++++ Input

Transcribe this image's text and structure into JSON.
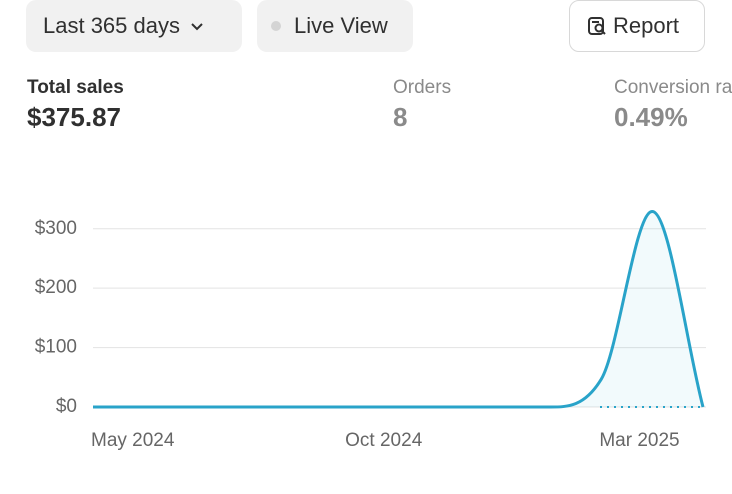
{
  "header": {
    "range_button": "Last 365 days",
    "live_view": "Live View",
    "report": "Report"
  },
  "metrics": [
    {
      "label": "Total sales",
      "value": "$375.87"
    },
    {
      "label": "Orders",
      "value": "8"
    },
    {
      "label": "Conversion rate",
      "value": "0.49%"
    }
  ],
  "chart_data": {
    "type": "line",
    "categories": [
      "May 2024",
      null,
      null,
      null,
      null,
      "Oct 2024",
      null,
      null,
      null,
      null,
      "Mar 2025",
      null,
      null
    ],
    "values": [
      0,
      0,
      0,
      0,
      0,
      0,
      0,
      0,
      0,
      0,
      47,
      329,
      0
    ],
    "color": "#29a3c9",
    "ylim": [
      0,
      340
    ],
    "yticks": [
      {
        "value": 0,
        "label": "$0"
      },
      {
        "value": 100,
        "label": "$100"
      },
      {
        "value": 200,
        "label": "$200"
      },
      {
        "value": 300,
        "label": "$300"
      }
    ],
    "grid": true
  }
}
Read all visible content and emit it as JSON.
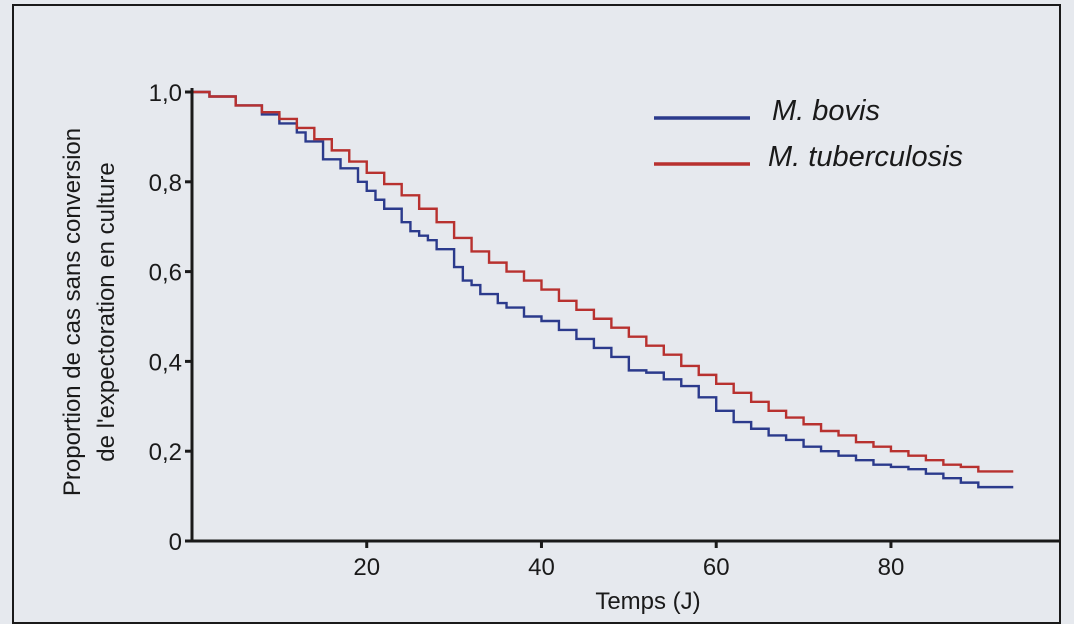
{
  "chart_data": {
    "type": "line",
    "xlabel": "Temps (J)",
    "ylabel_line1": "Proportion de cas sans conversion",
    "ylabel_line2": "de l'expectoration en culture",
    "xlim": [
      0,
      95
    ],
    "ylim": [
      0,
      1.0
    ],
    "x_ticks": [
      20,
      40,
      60,
      80
    ],
    "x_tick_labels": [
      "20",
      "40",
      "60",
      "80"
    ],
    "y_ticks": [
      0,
      0.2,
      0.4,
      0.6,
      0.8,
      1.0
    ],
    "y_tick_labels": [
      "0",
      "0,2",
      "0,4",
      "0,6",
      "0,8",
      "1,0"
    ],
    "grid": false,
    "legend_position": "top-right",
    "series": [
      {
        "name": "M. bovis",
        "color": "#2b3a8c",
        "x": [
          0,
          2,
          5,
          8,
          10,
          12,
          13,
          15,
          17,
          19,
          20,
          21,
          22,
          24,
          25,
          26,
          27,
          28,
          30,
          31,
          32,
          33,
          35,
          36,
          38,
          40,
          42,
          44,
          46,
          48,
          50,
          52,
          54,
          56,
          58,
          60,
          62,
          64,
          66,
          68,
          70,
          72,
          74,
          76,
          78,
          80,
          82,
          84,
          86,
          88,
          90,
          92,
          94
        ],
        "y": [
          1.0,
          0.99,
          0.97,
          0.95,
          0.93,
          0.91,
          0.89,
          0.85,
          0.83,
          0.8,
          0.78,
          0.76,
          0.74,
          0.71,
          0.69,
          0.68,
          0.67,
          0.65,
          0.61,
          0.58,
          0.57,
          0.55,
          0.53,
          0.52,
          0.5,
          0.49,
          0.47,
          0.45,
          0.43,
          0.41,
          0.38,
          0.375,
          0.36,
          0.345,
          0.32,
          0.29,
          0.265,
          0.25,
          0.235,
          0.225,
          0.21,
          0.2,
          0.19,
          0.18,
          0.17,
          0.165,
          0.16,
          0.15,
          0.14,
          0.13,
          0.12,
          0.12,
          0.12
        ]
      },
      {
        "name": "M. tuberculosis",
        "color": "#b8312f",
        "x": [
          0,
          2,
          5,
          8,
          10,
          12,
          14,
          16,
          18,
          20,
          22,
          24,
          26,
          28,
          30,
          32,
          34,
          36,
          38,
          40,
          42,
          44,
          46,
          48,
          50,
          52,
          54,
          56,
          58,
          60,
          62,
          64,
          66,
          68,
          70,
          72,
          74,
          76,
          78,
          80,
          82,
          84,
          86,
          88,
          90,
          92,
          94
        ],
        "y": [
          1.0,
          0.99,
          0.97,
          0.955,
          0.94,
          0.92,
          0.895,
          0.87,
          0.845,
          0.82,
          0.795,
          0.77,
          0.74,
          0.71,
          0.675,
          0.645,
          0.62,
          0.6,
          0.58,
          0.56,
          0.535,
          0.515,
          0.495,
          0.475,
          0.455,
          0.435,
          0.415,
          0.39,
          0.37,
          0.35,
          0.33,
          0.31,
          0.29,
          0.275,
          0.26,
          0.245,
          0.235,
          0.22,
          0.21,
          0.2,
          0.19,
          0.18,
          0.17,
          0.165,
          0.155,
          0.155,
          0.155
        ]
      }
    ]
  }
}
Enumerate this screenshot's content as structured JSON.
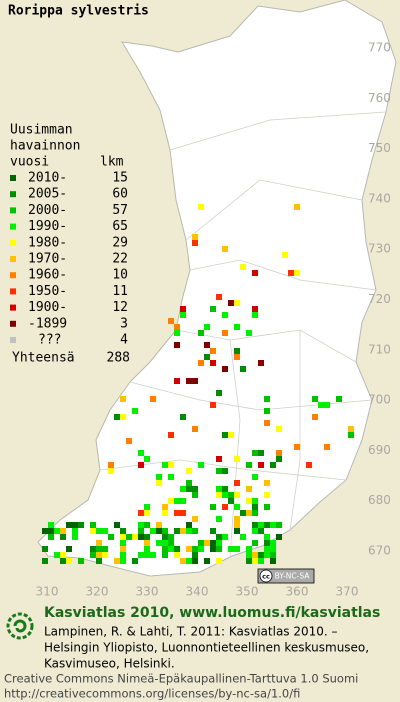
{
  "title": "Rorippa sylvestris",
  "legend": {
    "header": [
      "Uusimman",
      "havainnon",
      "vuosi"
    ],
    "count_header": "lkm",
    "rows": [
      {
        "label": "2010-",
        "count": 15,
        "color": "#006400"
      },
      {
        "label": "2005-",
        "count": 60,
        "color": "#008c00"
      },
      {
        "label": "2000-",
        "count": 57,
        "color": "#00c000"
      },
      {
        "label": "1990-",
        "count": 65,
        "color": "#00ee00"
      },
      {
        "label": "1980-",
        "count": 29,
        "color": "#ffff00"
      },
      {
        "label": "1970-",
        "count": 22,
        "color": "#ffc000"
      },
      {
        "label": "1960-",
        "count": 10,
        "color": "#ff8000"
      },
      {
        "label": "1950-",
        "count": 11,
        "color": "#ff3000"
      },
      {
        "label": "1900-",
        "count": 12,
        "color": "#d00000"
      },
      {
        "label": "-1899",
        "count": 3,
        "color": "#800000"
      },
      {
        "label": "???",
        "count": 4,
        "color": "#c0c0c0"
      }
    ],
    "total_label": "Yhteensä",
    "total": 288
  },
  "y_axis_labels": [
    "770",
    "760",
    "750",
    "740",
    "730",
    "720",
    "710",
    "700",
    "690",
    "680",
    "670"
  ],
  "x_axis_labels": [
    "310",
    "320",
    "330",
    "340",
    "350",
    "360",
    "370"
  ],
  "license_badge": {
    "icon": "cc",
    "text": "BY-NC-SA"
  },
  "footer": {
    "site": "Kasviatlas 2010, www.luomus.fi/kasviatlas",
    "citation": [
      "Lampinen, R. & Lahti, T. 2011: Kasviatlas 2010. –",
      "Helsingin Yliopisto, Luonnontieteellinen keskusmuseo,",
      "Kasvimuseo, Helsinki."
    ],
    "license": [
      "Creative Commons Nimeä-Epäkaupallinen-Tarttuva 1.0 Suomi",
      "http://creativecommons.org/licenses/by-nc-sa/1.0/fi"
    ]
  }
}
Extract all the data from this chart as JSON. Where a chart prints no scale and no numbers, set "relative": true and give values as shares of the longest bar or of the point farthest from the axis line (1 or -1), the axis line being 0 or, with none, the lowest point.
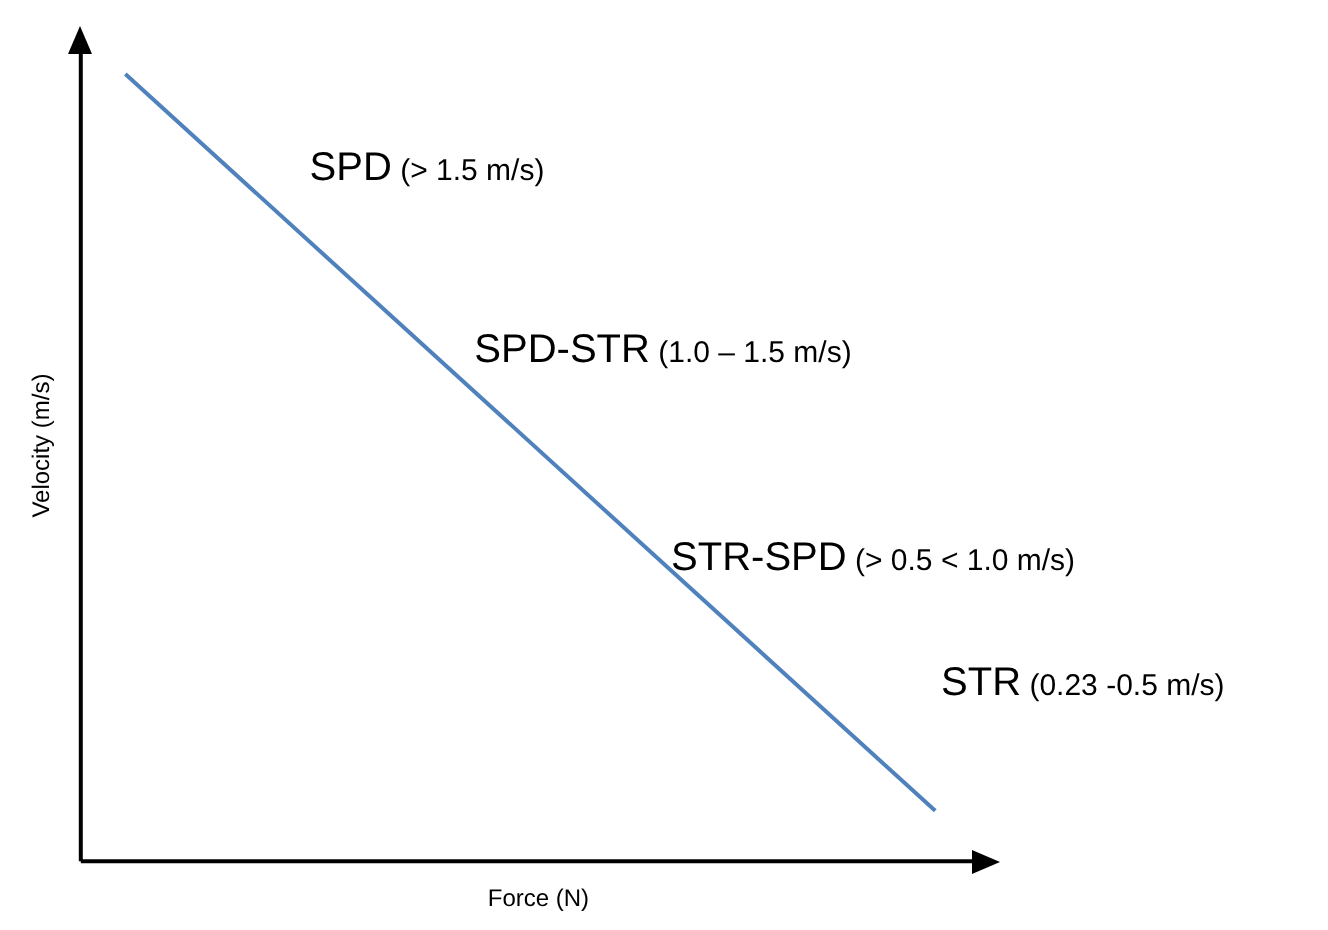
{
  "chart_data": {
    "type": "line",
    "relative": true,
    "xlabel": "Force (N)",
    "ylabel": "Velocity (m/s)",
    "categories": [
      null,
      null
    ],
    "series": [
      {
        "color": "#4f81bd",
        "values": [
          1,
          0.064
        ]
      }
    ],
    "annotations": [
      "SPD (> 1.5 m/s)",
      "SPD-STR (1.0 – 1.5 m/s)",
      "STR-SPD (> 0.5 < 1.0 m/s)",
      "STR (0.23 -0.5 m/s)"
    ],
    "grid": false,
    "legend": false,
    "marker": "none",
    "line_style": "solid"
  }
}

++++++++

The request:
Establish how many lines of the records contain the string "content" and state that number without elaboration.

Answer to this task:
2